About the Conference
On 8 March 2017, APSCA hosted an international conference on Enhancing CX with Digital Commerce at RETAILTECH JAPAN, focusing on how to combine payments with an enhanced customer experience to create a new end-to-end shopping experience that begins with a consumer's initial interest in a product, through research, purchase and engaging with the brand as a customer.

The theme was "Building Payments into the Shopping Experience" and the following issues were explored:

Customer Experience and Retail Payments
NFC: Shaping the Future of the Connected Customer Experience
From Payments to a Buying Experience
The Whirlpool of Mobile Payments


Rethinking Digital Payments
Changing the Way Consumers Pay
Host-based Card Emulation for NFC-F
Simplicity & Security, Better Ways to Pay...


The Future of Payments
Future of Payment - Today and Beyond Tokyo 2020
Mobile Authentication and Customer Experience
Digitization of Commerce, Challenges & Solutions...



CONCLUSIONS
Below are some of the conclusions from the Enhancing CX with Digital Commerce conference. The full set of conclusions is available on the APSCA website. You will be asked to sign in to your APSCA User Account to download the conclusions. If you are unable to access your user account, please contact Echo Zhao at the APSCA office echo.zhao@apsca.org

Customer Experience and Retail Payments
  • NFC specifications enable user-initiated, two-way communication between two electronic devices. QR codes are static data that only support one way communication.
  • NFC is a set of globally interoperable specifications. NFC also underpins globally interoperable mobile contactless payment standards and is now harmonised for transport ticketing.
  • As of today, a smartphone reading a QR code printed on a merchant point-of-sale has no way to verify that the QR code is genuine and does not contain fraudulent or malicious data.
  • Today there are no globally interoperable specifications for QR code-based payments. If and when they arrive they are unlikely to be based upon smartphones reading printed QR codes.
  • Adoption of NFC mobile payments by consumers appears relatively slow, even in markets where contactless payments acceptance and contactless card usage has reached momentum.
  • The payments industry needs to understand that consumers do not want a payment experience - they want a buying experience. Mobile payments must be more than payments.
  • The mobile payments experience should integrate payment cards, loyalty cards, receipts, coupons, gift cards and other benefits provided to the customer before and after purchase.
  • Rambus is proposing a Unified Payment Platform that is a digital retail wallet aimed at merchants, rather than a digital financial payment product aimed at bank card issuers.
  • Digital retail wallets would enable customers to store and easily access loyalty cards, gift cards, coupons and promotions while saving retailers the cost of issuing these products.

Data records
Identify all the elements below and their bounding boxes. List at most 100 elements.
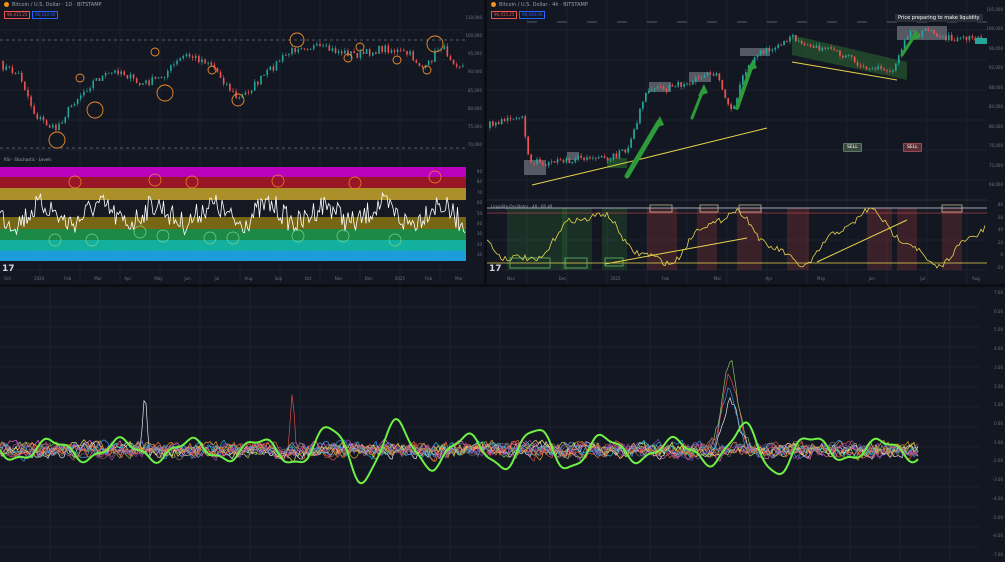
left-price-candle: [14, 73, 17, 74]
left-price-candle: [36, 113, 39, 120]
left-price-candle: [52, 124, 54, 128]
left-price-candle: [393, 50, 396, 53]
right-price-candle: [662, 86, 665, 89]
left-price-candle: [356, 53, 359, 58]
right-price-candle: [933, 30, 935, 34]
right-price-candle: [924, 28, 927, 31]
right-price-candle: [606, 157, 609, 161]
left-price-candle: [378, 45, 380, 54]
right-price-candle: [792, 34, 794, 37]
right-price-candle: [836, 50, 838, 51]
right-price-axis-label: 80,000: [989, 123, 1003, 129]
left-sell-button[interactable]: 96,415.25: [4, 11, 31, 19]
right-price-candle: [847, 55, 850, 57]
left-price-candle: [173, 64, 175, 66]
left-price-candle: [421, 66, 424, 68]
right-price-candle: [639, 108, 641, 124]
right-price-candle: [959, 37, 962, 39]
left-price-candle: [73, 104, 76, 106]
oscillator-band: [0, 251, 466, 261]
tradingview-logo[interactable]: 17: [2, 264, 15, 274]
left-price-candle: [232, 90, 234, 92]
left-price-candle: [191, 56, 194, 59]
right-price-candle: [765, 48, 768, 54]
right-price-candle: [906, 37, 909, 40]
bottom-y-axis-label: 6.00: [994, 308, 1003, 314]
multi-oscillator-canvas[interactable]: [0, 287, 1005, 562]
oscillator-band: [0, 229, 466, 240]
right-price-candle: [715, 73, 718, 76]
right-chart-pane[interactable]: Bitcoin / U.S. Dollar · 4h · BITSTAMP 96…: [487, 0, 1005, 284]
right-price-candle: [636, 123, 638, 130]
left-price-candle: [123, 71, 126, 76]
time-axis-label: Nov: [334, 276, 343, 281]
left-price-candle: [328, 45, 331, 51]
right-price-candle: [594, 157, 597, 159]
right-price-candle: [956, 38, 959, 41]
left-indicator-title: RSI · Stochastic · Levels: [4, 157, 52, 162]
right-buy-button[interactable]: 96,430.00: [519, 11, 546, 19]
left-price-candle: [229, 83, 231, 91]
right-price-axis-label: 96,000: [989, 45, 1003, 51]
time-axis-label: May: [154, 276, 163, 281]
left-buy-button[interactable]: 96,430.00: [32, 11, 59, 19]
left-price-axis-label: 100,000: [465, 33, 482, 39]
right-price-candle: [530, 154, 532, 163]
right-price-candle: [671, 84, 674, 87]
bottom-y-axis-label: 5.00: [994, 327, 1003, 333]
left-price-candle: [135, 78, 138, 84]
left-price-candle: [24, 81, 26, 90]
right-price-candle: [912, 30, 915, 32]
left-price-candle: [132, 74, 135, 79]
overbought-zone: [897, 208, 917, 270]
right-chart-symbol: Bitcoin / U.S. Dollar · 4h · BITSTAMP: [499, 2, 588, 8]
left-price-candle: [458, 66, 461, 68]
right-price-axis-label: 68,000: [989, 182, 1003, 187]
left-price-candle: [359, 51, 362, 58]
left-price-candle: [207, 62, 209, 64]
right-oscillator-axis-label: 20: [997, 239, 1003, 245]
right-price-candle: [818, 45, 821, 51]
horizontal-divider[interactable]: [0, 284, 1005, 287]
right-price-candle: [680, 82, 682, 87]
right-price-candle: [868, 68, 871, 70]
right-price-candle: [839, 50, 841, 56]
left-chart-canvas[interactable]: [0, 0, 484, 284]
vertical-divider[interactable]: [484, 0, 487, 284]
right-price-candle: [806, 44, 809, 46]
right-sell-button[interactable]: 96,415.25: [491, 11, 518, 19]
right-price-candle: [503, 119, 506, 121]
left-chart-pane[interactable]: Bitcoin / U.S. Dollar · 1D · BITSTAMP 96…: [0, 0, 484, 284]
left-price-candle: [244, 92, 247, 95]
right-price-candle: [521, 116, 524, 118]
left-price-candle: [238, 97, 241, 99]
left-oscillator-axis-label: 70: [476, 189, 482, 195]
multi-oscillator-pane[interactable]: 7.00 6.00 5.00 4.00 3.00 2.00 1.00 0.00 -1.00 -2.…: [0, 287, 1005, 562]
right-price-candle: [533, 162, 535, 164]
left-price-candle: [114, 70, 116, 73]
right-chart-canvas[interactable]: [487, 0, 1005, 284]
right-price-candle: [592, 157, 594, 159]
time-axis-label: Mar: [455, 276, 463, 281]
time-axis-label: Apr: [765, 276, 773, 281]
left-price-candle: [247, 92, 250, 94]
left-price-candle: [409, 51, 411, 55]
left-oscillator-axis-label: 60: [476, 200, 482, 206]
bitcoin-icon: [4, 2, 9, 7]
right-price-candle: [612, 153, 615, 160]
time-axis-label: Oct: [4, 276, 11, 281]
right-price-candle: [600, 156, 603, 158]
left-price-candle: [5, 66, 8, 70]
right-price-candle: [886, 70, 888, 72]
right-price-candle: [674, 86, 677, 88]
tradingview-logo[interactable]: 17: [489, 264, 502, 274]
right-price-candle: [774, 47, 777, 50]
left-price-axis-label: 110,000: [465, 15, 482, 20]
left-price-candle: [129, 74, 132, 79]
left-price-candle: [337, 51, 340, 53]
right-price-candle: [883, 68, 885, 71]
right-price-candle: [689, 83, 691, 85]
right-price-candle: [656, 86, 659, 89]
right-price-candle: [953, 40, 956, 42]
right-price-candle: [768, 48, 771, 51]
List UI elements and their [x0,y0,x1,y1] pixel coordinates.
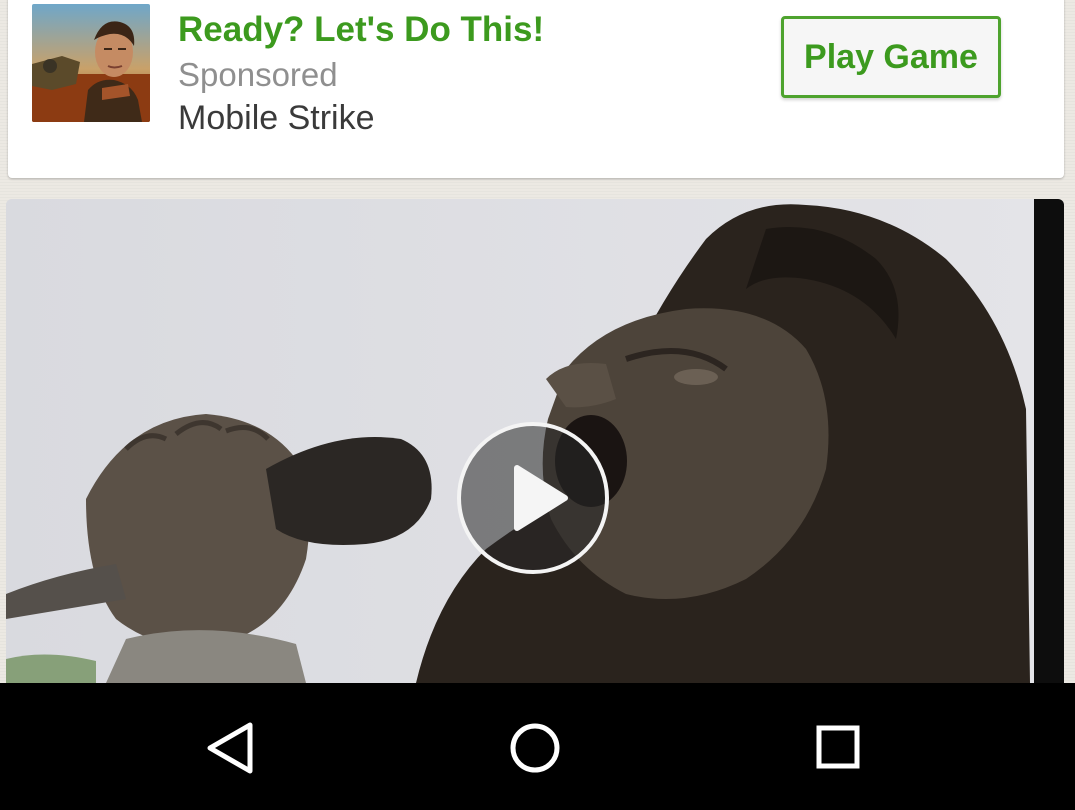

Task instructions
Decide whether each statement agrees with the conference text, answering yes or no and quoting the words of the text that decide it: (a) The conference took place on 8 March 2017 at RETAILTECH JAPAN. (b) QR codes support two-way communication. (c) The Unified Payment Platform proposed by Rambus is aimed at bank card issuers.

Finished answer
(a) Yes: "On 8 March 2017, APSCA hosted an international conference on Enhancing CX with Digital Commerce at RETAILTECH JAPAN"
(b) No: "QR codes are static data that only support one way communication."
(c) No: "a digital retail wallet aimed at merchants, rather than a digital financial payment product aimed at bank card issuers"